List each line of the data in which the string "маслом" appears.
---*---
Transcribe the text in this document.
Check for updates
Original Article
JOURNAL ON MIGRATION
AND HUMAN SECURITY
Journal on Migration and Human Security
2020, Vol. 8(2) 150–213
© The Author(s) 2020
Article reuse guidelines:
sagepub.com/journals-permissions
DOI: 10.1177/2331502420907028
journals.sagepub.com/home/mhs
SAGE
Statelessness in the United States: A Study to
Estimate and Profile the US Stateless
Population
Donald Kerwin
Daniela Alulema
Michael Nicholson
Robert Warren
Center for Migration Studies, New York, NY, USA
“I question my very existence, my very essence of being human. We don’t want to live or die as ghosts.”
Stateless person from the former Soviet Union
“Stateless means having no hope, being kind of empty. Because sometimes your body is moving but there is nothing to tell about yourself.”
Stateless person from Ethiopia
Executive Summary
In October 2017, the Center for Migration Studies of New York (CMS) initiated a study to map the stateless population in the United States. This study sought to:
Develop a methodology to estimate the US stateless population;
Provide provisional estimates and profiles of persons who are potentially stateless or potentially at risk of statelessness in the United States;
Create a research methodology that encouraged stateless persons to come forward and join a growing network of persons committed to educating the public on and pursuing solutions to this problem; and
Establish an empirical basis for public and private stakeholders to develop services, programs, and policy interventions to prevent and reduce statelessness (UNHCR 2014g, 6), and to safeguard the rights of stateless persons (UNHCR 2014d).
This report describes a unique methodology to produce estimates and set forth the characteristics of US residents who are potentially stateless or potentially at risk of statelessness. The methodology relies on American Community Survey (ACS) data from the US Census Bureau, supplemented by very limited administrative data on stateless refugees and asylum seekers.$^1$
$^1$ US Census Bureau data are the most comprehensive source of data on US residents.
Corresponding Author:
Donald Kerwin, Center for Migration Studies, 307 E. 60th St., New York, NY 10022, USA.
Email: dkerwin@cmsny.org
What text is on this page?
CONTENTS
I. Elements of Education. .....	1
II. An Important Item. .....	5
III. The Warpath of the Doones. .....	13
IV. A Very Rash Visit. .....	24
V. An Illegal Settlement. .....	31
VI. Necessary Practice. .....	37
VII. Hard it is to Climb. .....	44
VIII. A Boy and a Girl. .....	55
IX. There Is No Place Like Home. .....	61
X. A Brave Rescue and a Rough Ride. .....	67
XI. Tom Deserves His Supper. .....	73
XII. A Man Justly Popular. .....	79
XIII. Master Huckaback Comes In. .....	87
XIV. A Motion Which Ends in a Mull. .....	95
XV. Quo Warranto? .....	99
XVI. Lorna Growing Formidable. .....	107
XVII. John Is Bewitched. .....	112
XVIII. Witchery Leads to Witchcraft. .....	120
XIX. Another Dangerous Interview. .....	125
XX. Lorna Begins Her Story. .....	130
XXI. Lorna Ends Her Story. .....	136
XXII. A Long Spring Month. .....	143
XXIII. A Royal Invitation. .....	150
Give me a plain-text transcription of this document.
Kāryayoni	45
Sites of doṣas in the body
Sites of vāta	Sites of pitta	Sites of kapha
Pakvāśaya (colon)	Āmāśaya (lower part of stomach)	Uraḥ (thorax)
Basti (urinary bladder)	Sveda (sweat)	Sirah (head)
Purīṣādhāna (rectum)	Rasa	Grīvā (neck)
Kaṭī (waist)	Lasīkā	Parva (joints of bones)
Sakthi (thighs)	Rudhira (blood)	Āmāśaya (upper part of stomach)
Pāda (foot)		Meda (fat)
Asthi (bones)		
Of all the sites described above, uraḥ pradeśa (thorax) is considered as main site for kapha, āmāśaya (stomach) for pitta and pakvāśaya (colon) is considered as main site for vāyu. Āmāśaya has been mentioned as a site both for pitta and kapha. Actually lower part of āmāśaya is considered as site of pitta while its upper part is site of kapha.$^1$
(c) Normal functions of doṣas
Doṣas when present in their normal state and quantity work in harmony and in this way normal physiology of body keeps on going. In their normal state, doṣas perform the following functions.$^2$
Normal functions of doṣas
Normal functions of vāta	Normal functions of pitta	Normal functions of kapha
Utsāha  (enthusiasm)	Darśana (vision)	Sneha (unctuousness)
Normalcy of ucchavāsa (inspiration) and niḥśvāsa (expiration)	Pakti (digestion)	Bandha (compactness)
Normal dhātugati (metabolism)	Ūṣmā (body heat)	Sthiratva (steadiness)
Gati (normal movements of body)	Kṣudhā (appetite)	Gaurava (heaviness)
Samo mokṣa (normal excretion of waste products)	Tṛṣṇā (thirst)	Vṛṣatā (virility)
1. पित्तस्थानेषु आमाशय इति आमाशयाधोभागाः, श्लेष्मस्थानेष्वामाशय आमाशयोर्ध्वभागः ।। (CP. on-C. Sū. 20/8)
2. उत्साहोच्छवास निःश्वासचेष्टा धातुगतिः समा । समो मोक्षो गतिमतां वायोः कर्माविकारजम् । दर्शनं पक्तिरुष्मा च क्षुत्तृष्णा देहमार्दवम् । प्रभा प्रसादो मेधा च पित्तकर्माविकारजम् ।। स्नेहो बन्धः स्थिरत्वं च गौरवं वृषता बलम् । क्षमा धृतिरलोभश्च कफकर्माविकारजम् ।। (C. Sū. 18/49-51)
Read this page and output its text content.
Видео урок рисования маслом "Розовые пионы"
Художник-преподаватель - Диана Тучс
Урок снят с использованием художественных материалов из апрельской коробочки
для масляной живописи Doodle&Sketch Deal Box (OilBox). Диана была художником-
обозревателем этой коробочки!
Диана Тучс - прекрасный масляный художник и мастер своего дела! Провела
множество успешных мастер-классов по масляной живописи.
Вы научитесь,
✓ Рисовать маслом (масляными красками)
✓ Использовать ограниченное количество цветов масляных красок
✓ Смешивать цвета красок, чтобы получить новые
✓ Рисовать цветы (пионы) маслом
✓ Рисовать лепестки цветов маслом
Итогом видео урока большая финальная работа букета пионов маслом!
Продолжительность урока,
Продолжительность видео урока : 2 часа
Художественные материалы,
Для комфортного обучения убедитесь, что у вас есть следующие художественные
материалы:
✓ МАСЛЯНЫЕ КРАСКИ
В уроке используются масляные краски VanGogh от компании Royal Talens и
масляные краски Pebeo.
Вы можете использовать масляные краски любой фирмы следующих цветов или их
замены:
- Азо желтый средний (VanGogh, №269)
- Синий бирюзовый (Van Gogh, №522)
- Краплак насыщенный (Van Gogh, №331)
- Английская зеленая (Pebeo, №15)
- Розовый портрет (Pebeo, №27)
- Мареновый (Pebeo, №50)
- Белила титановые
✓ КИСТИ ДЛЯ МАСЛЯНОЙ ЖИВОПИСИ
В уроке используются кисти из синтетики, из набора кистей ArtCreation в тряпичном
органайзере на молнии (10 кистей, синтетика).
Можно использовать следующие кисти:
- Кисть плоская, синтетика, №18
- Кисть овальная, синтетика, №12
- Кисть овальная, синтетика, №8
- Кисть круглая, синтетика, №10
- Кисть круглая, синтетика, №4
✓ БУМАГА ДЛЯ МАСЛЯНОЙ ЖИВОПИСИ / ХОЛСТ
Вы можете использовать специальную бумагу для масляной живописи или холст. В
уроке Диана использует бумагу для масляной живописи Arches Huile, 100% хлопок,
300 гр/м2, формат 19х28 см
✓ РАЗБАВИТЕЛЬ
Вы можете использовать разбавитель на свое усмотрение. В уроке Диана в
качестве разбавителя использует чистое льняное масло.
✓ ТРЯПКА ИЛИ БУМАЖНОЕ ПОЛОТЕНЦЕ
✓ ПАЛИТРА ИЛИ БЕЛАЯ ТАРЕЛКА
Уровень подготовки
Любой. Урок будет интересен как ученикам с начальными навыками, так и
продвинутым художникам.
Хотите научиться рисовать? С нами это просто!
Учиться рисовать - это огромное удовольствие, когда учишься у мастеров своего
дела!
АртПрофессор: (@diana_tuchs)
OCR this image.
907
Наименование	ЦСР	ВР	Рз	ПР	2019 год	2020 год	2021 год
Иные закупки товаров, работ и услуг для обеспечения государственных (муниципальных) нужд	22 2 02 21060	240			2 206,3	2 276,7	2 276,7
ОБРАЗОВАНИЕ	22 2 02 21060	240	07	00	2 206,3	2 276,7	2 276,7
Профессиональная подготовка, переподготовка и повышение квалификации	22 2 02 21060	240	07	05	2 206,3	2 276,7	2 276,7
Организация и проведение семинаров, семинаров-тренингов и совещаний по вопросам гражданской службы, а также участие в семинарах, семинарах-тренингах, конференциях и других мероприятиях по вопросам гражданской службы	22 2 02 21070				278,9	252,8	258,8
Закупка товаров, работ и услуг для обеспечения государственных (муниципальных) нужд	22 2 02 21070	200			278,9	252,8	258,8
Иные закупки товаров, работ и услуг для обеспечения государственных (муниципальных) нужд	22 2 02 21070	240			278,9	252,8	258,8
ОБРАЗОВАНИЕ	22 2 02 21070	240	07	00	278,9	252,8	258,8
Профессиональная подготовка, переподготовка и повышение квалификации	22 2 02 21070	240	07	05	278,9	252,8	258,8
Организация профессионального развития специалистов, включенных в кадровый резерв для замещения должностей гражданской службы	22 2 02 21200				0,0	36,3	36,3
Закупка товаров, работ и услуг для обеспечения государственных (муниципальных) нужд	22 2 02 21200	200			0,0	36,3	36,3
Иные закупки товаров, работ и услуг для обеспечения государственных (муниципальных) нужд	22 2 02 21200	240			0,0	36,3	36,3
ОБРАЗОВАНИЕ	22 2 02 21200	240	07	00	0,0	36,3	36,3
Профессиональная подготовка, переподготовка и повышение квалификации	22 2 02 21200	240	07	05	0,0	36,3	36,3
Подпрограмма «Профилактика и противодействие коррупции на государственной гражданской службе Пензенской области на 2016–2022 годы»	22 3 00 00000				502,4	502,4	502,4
---*---
- **Result of the exercise**:
Видео урок рисования маслом "Розовые пионы"
✓ Рисовать маслом (масляными красками)
✓ Рисовать цветы (пионы) маслом
✓ Рисовать лепестки цветов маслом
Итогом видео урока большая финальная работа букета пионов маслом!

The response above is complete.